--- Start TASK MATERIAL ---

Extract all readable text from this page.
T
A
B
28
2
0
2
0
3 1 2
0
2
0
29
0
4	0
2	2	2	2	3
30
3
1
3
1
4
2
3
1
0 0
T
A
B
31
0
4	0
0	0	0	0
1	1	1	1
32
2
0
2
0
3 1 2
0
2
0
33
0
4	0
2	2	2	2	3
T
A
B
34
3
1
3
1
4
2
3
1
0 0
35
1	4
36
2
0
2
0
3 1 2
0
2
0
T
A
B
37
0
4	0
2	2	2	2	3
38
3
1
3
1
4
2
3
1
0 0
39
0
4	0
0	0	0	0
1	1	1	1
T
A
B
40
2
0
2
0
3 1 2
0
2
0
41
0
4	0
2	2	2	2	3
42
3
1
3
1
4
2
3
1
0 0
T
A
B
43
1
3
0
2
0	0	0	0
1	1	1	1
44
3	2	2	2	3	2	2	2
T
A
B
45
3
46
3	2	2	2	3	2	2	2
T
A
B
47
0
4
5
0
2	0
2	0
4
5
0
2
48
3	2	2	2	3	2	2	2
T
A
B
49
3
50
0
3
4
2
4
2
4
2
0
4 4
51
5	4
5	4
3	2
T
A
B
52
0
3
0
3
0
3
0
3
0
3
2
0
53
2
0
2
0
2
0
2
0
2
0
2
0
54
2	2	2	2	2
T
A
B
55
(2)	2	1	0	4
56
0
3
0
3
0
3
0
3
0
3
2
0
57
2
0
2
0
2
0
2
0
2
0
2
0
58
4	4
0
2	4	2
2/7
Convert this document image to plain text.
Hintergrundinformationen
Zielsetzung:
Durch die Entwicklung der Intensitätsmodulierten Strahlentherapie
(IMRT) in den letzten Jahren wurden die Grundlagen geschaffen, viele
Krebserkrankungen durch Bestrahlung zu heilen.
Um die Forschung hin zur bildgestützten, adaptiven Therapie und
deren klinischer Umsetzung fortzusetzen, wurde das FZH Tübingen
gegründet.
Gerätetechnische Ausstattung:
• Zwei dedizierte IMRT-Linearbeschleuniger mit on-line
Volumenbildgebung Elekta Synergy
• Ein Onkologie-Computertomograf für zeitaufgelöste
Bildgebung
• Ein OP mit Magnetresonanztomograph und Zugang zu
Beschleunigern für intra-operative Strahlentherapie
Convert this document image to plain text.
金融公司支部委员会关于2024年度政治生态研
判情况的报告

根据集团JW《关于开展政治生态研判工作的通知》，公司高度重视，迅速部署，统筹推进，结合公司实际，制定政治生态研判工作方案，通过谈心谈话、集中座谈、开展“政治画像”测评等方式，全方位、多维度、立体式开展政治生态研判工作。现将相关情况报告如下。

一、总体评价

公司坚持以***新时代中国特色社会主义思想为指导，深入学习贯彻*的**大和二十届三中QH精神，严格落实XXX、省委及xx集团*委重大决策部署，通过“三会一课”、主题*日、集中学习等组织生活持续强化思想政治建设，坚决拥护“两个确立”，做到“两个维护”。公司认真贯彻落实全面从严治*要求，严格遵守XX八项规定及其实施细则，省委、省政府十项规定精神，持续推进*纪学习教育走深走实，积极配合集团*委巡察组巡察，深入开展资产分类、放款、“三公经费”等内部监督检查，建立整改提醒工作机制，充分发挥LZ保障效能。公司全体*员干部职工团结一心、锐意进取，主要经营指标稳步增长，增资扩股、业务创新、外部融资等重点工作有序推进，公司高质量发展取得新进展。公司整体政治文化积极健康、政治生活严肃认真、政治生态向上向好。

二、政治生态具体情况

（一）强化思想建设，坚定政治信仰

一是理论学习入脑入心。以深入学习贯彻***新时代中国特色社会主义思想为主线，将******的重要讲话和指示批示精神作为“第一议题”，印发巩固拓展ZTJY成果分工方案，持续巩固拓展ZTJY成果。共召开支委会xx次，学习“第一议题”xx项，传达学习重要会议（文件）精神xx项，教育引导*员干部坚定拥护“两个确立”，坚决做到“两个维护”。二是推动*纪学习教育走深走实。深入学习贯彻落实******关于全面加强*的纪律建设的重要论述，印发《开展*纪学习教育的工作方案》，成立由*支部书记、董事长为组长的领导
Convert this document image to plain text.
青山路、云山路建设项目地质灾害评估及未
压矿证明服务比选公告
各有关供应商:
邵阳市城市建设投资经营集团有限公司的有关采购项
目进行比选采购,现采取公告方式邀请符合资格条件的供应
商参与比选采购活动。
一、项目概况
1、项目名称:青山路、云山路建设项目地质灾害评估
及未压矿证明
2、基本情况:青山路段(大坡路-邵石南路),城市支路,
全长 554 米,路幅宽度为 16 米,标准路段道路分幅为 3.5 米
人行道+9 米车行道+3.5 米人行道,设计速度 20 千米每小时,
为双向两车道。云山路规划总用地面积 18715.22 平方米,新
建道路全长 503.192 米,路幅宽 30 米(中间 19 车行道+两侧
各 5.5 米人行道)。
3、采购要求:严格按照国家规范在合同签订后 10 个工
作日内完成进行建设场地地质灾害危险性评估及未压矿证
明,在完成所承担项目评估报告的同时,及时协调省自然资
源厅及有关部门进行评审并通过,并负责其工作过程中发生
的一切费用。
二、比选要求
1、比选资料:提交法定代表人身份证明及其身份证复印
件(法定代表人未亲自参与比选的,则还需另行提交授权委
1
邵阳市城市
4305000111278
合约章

--- End TASK MATERIAL ---

__WHAT YOU WILL DO__
Print back all the lines verbatim.

__EXERCISE ANSWER__
Extract all readable text from this page.
T
A
B
28
2
0
2
0
3 1 2
0
2
0
29
0
4	0
2	2	2	2	3
30
3
1
3
1
4
2
3
1
0 0
T
A
B
31
0
4	0
0	0	0	0
1	1	1	1
32
2
0
2
0
3 1 2
0
2
0
33
0
4	0
2	2	2	2	3
T
A
B
34
3
1
3
1
4
2
3
1
0 0
35
1	4
36
2
0
2
0
3 1 2
0
2
0
T
A
B
37
0
4	0
2	2	2	2	3
38
3
1
3
1
4
2
3
1
0 0
39
0
4	0
0	0	0	0
1	1	1	1
T
A
B
40
2
0
2
0
3 1 2
0
2
0
41
0
4	0
2	2	2	2	3
42
3
1
3
1
4
2
3
1
0 0
T
A
B
43
1
3
0
2
0	0	0	0
1	1	1	1
44
3	2	2	2	3	2	2	2
T
A
B
45
3
46
3	2	2	2	3	2	2	2
T
A
B
47
0
4
5
0
2	0
2	0
4
5
0
2
48
3	2	2	2	3	2	2	2
T
A
B
49
3
50
0
3
4
2
4
2
4
2
0
4 4
51
5	4
5	4
3	2
T
A
B
52
0
3
0
3
0
3
0
3
0
3
2
0
53
2
0
2
0
2
0
2
0
2
0
2
0
54
2	2	2	2	2
T
A
B
55
(2)	2	1	0	4
56
0
3
0
3
0
3
0
3
0
3
2
0
57
2
0
2
0
2
0
2
0
2
0
2
0
58
4	4
0
2	4	2
2/7
Convert this document image to plain text.
Hintergrundinformationen
Zielsetzung:
Durch die Entwicklung der Intensitätsmodulierten Strahlentherapie
(IMRT) in den letzten Jahren wurden die Grundlagen geschaffen, viele
Krebserkrankungen durch Bestrahlung zu heilen.
Um die Forschung hin zur bildgestützten, adaptiven Therapie und
deren klinischer Umsetzung fortzusetzen, wurde das FZH Tübingen
gegründet.
Gerätetechnische Ausstattung:
• Zwei dedizierte IMRT-Linearbeschleuniger mit on-line
Volumenbildgebung Elekta Synergy
• Ein Onkologie-Computertomograf für zeitaufgelöste
Bildgebung
• Ein OP mit Magnetresonanztomograph und Zugang zu
Beschleunigern für intra-operative Strahlentherapie
Convert this document image to plain text.
金融公司支部委员会关于2024年度政治生态研
判情况的报告

根据集团JW《关于开展政治生态研判工作的通知》，公司高度重视，迅速部署，统筹推进，结合公司实际，制定政治生态研判工作方案，通过谈心谈话、集中座谈、开展“政治画像”测评等方式，全方位、多维度、立体式开展政治生态研判工作。现将相关情况报告如下。

一、总体评价

公司坚持以***新时代中国特色社会主义思想为指导，深入学习贯彻*的**大和二十届三中QH精神，严格落实XXX、省委及xx集团*委重大决策部署，通过“三会一课”、主题*日、集中学习等组织生活持续强化思想政治建设，坚决拥护“两个确立”，做到“两个维护”。公司认真贯彻落实全面从严治*要求，严格遵守XX八项规定及其实施细则，省委、省政府十项规定精神，持续推进*纪学习教育走深走实，积极配合集团*委巡察组巡察，深入开展资产分类、放款、“三公经费”等内部监督检查，建立整改提醒工作机制，充分发挥LZ保障效能。公司全体*员干部职工团结一心、锐意进取，主要经营指标稳步增长，增资扩股、业务创新、外部融资等重点工作有序推进，公司高质量发展取得新进展。公司整体政治文化积极健康、政治生活严肃认真、政治生态向上向好。

二、政治生态具体情况

（一）强化思想建设，坚定政治信仰

一是理论学习入脑入心。以深入学习贯彻***新时代中国特色社会主义思想为主线，将******的重要讲话和指示批示精神作为“第一议题”，印发巩固拓展ZTJY成果分工方案，持续巩固拓展ZTJY成果。共召开支委会xx次，学习“第一议题”xx项，传达学习重要会议（文件）精神xx项，教育引导*员干部坚定拥护“两个确立”，坚决做到“两个维护”。二是推动*纪学习教育走深走实。深入学习贯彻落实******关于全面加强*的纪律建设的重要论述，印发《开展*纪学习教育的工作方案》，成立由*支部书记、董事长为组长的领导
Convert this document image to plain text.
青山路、云山路建设项目地质灾害评估及未
压矿证明服务比选公告
各有关供应商:
邵阳市城市建设投资经营集团有限公司的有关采购项
目进行比选采购,现采取公告方式邀请符合资格条件的供应
商参与比选采购活动。
一、项目概况
1、项目名称:青山路、云山路建设项目地质灾害评估
及未压矿证明
2、基本情况:青山路段(大坡路-邵石南路),城市支路,
全长 554 米,路幅宽度为 16 米,标准路段道路分幅为 3.5 米
人行道+9 米车行道+3.5 米人行道,设计速度 20 千米每小时,
为双向两车道。云山路规划总用地面积 18715.22 平方米,新
建道路全长 503.192 米,路幅宽 30 米(中间 19 车行道+两侧
各 5.5 米人行道)。
3、采购要求:严格按照国家规范在合同签订后 10 个工
作日内完成进行建设场地地质灾害危险性评估及未压矿证
明,在完成所承担项目评估报告的同时,及时协调省自然资
源厅及有关部门进行评审并通过,并负责其工作过程中发生
的一切费用。
二、比选要求
1、比选资料:提交法定代表人身份证明及其身份证复印
件(法定代表人未亲自参与比选的,则还需另行提交授权委
1
邵阳市城市
4305000111278
合约章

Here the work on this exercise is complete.